Required work - Could you give the entries again, starting at the first line and ending at the line that contains "form-id-label: 身分證： [658, 62, 693, 71]", with "clickable" substituted for "interactable" and nothing else changed?

Listing -
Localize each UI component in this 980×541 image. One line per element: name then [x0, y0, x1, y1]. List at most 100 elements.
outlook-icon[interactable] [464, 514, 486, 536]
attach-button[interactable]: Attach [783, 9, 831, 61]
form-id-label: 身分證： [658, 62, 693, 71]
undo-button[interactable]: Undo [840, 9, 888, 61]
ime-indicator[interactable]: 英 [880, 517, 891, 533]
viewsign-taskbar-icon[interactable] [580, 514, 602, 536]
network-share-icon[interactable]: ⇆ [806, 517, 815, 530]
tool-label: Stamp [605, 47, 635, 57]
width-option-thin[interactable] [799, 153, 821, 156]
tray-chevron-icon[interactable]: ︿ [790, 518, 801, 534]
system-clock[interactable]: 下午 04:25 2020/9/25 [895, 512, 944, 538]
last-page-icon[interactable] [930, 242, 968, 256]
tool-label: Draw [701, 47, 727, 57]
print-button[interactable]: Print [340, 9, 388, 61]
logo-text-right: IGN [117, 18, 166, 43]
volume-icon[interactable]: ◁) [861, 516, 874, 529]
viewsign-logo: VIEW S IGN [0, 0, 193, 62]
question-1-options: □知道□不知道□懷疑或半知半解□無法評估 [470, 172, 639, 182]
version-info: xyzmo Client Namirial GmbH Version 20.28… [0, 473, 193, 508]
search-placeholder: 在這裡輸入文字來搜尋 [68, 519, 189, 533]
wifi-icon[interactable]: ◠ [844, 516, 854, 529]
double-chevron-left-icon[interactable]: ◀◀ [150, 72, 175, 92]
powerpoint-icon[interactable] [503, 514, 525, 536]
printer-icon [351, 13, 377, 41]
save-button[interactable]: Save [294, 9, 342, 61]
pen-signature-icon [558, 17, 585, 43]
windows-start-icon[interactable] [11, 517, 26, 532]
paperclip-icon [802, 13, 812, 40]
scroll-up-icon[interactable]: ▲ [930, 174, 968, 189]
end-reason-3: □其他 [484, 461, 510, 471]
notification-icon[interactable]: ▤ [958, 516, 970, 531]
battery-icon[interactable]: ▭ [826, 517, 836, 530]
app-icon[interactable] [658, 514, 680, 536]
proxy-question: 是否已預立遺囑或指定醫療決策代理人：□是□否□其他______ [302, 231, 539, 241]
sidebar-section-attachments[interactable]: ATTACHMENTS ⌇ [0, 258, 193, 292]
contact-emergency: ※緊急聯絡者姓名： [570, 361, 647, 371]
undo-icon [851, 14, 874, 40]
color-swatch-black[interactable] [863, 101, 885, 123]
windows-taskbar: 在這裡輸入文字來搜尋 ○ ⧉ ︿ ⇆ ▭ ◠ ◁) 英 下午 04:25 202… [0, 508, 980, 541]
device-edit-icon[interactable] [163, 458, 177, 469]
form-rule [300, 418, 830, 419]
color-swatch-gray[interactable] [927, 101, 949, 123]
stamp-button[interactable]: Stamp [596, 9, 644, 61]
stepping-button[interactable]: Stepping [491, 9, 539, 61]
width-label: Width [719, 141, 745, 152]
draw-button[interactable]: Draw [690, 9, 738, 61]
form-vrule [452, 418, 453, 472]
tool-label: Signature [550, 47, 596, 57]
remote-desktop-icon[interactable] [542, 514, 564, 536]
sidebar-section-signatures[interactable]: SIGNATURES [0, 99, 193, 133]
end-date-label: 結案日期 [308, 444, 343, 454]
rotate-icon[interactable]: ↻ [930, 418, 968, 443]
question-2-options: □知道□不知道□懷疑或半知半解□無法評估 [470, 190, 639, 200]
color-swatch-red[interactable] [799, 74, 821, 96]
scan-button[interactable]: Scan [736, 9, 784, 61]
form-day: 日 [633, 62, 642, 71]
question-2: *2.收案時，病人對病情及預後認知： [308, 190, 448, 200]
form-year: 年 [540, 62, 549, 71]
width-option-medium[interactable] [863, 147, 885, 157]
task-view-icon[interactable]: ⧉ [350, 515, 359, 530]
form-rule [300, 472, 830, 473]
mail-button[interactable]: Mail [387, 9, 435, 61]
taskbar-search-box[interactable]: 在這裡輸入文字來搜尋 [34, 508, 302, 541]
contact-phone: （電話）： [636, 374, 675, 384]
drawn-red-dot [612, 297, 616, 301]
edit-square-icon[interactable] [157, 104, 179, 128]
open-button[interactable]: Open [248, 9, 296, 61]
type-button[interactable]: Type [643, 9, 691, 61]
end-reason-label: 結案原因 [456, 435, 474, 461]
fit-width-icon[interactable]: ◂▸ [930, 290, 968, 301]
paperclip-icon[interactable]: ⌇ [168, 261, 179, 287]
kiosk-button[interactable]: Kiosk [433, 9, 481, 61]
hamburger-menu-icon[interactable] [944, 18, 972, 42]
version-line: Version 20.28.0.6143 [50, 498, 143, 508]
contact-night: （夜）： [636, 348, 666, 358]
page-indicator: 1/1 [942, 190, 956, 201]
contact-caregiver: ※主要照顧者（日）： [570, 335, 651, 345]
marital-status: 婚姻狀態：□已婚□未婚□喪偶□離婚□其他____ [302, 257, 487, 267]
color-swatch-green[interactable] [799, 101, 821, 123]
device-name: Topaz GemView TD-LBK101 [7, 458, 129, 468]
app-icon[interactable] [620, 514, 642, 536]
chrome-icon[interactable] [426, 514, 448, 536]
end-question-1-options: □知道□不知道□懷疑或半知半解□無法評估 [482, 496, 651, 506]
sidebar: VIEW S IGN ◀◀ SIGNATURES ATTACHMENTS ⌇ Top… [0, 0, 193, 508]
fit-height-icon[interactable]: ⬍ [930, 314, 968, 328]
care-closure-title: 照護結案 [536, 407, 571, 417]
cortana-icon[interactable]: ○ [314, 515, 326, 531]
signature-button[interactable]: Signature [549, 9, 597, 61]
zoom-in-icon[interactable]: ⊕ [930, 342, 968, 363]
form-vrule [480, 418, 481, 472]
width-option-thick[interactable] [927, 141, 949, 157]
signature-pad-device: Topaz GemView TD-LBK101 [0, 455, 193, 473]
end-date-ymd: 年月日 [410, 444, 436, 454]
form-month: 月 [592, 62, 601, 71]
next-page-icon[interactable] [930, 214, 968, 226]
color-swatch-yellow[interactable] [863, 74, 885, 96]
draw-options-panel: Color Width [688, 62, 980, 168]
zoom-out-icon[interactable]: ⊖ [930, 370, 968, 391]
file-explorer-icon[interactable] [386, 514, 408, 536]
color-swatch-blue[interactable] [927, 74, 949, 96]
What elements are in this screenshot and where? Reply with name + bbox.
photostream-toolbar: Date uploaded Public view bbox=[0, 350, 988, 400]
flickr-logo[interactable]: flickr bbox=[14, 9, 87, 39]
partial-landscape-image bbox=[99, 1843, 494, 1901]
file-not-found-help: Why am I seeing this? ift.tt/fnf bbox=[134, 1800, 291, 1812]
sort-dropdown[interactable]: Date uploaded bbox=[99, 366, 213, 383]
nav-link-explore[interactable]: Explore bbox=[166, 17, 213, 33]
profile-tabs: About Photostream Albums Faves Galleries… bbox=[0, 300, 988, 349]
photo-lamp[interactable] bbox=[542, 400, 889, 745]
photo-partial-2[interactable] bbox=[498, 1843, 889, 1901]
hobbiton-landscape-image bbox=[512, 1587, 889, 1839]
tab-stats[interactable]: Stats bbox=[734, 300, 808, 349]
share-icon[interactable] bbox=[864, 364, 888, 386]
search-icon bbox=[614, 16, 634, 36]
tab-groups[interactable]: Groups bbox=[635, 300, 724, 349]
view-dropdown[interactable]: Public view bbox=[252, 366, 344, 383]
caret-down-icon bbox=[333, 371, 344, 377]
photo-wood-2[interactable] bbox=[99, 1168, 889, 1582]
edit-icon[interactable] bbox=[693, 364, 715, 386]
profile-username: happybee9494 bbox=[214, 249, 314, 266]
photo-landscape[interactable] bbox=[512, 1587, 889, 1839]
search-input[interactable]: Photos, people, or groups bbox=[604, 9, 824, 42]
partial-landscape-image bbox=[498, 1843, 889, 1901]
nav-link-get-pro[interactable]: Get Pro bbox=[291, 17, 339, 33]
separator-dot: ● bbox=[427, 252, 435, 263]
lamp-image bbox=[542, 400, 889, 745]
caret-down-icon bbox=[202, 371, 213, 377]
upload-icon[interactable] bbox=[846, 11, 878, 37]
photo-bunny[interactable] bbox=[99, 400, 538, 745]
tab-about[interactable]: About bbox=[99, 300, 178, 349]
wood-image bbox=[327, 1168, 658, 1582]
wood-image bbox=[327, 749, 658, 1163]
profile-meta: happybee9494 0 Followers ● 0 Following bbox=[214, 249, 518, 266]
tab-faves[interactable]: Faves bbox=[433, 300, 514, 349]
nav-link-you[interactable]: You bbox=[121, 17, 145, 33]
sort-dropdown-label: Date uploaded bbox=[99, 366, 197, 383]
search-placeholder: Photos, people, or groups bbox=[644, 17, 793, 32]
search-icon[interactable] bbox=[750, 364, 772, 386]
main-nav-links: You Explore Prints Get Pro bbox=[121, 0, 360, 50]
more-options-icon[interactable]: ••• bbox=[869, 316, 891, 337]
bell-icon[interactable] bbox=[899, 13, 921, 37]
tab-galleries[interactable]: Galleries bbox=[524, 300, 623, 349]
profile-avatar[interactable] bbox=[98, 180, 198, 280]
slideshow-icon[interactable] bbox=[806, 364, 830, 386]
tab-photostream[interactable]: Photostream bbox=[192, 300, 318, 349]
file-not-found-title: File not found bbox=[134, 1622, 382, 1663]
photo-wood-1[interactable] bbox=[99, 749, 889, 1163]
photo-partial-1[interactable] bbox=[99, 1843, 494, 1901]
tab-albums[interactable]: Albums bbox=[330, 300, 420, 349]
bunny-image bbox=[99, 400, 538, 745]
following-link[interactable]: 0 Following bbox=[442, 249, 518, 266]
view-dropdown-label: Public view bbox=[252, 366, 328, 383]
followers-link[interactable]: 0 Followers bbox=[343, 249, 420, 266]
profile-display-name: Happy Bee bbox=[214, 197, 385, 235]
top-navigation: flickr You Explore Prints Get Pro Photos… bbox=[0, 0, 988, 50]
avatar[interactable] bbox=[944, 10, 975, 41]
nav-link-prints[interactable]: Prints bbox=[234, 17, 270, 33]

Exercise solution -
Localize each UI component in this 980×541 image. One line per element: name then [x0, y0, x1, y1]. List at most 100 elements.
outlook-icon[clickable] [464, 514, 486, 536]
attach-button[clickable]: Attach [783, 9, 831, 61]
form-id-label: 身分證： [658, 62, 693, 71]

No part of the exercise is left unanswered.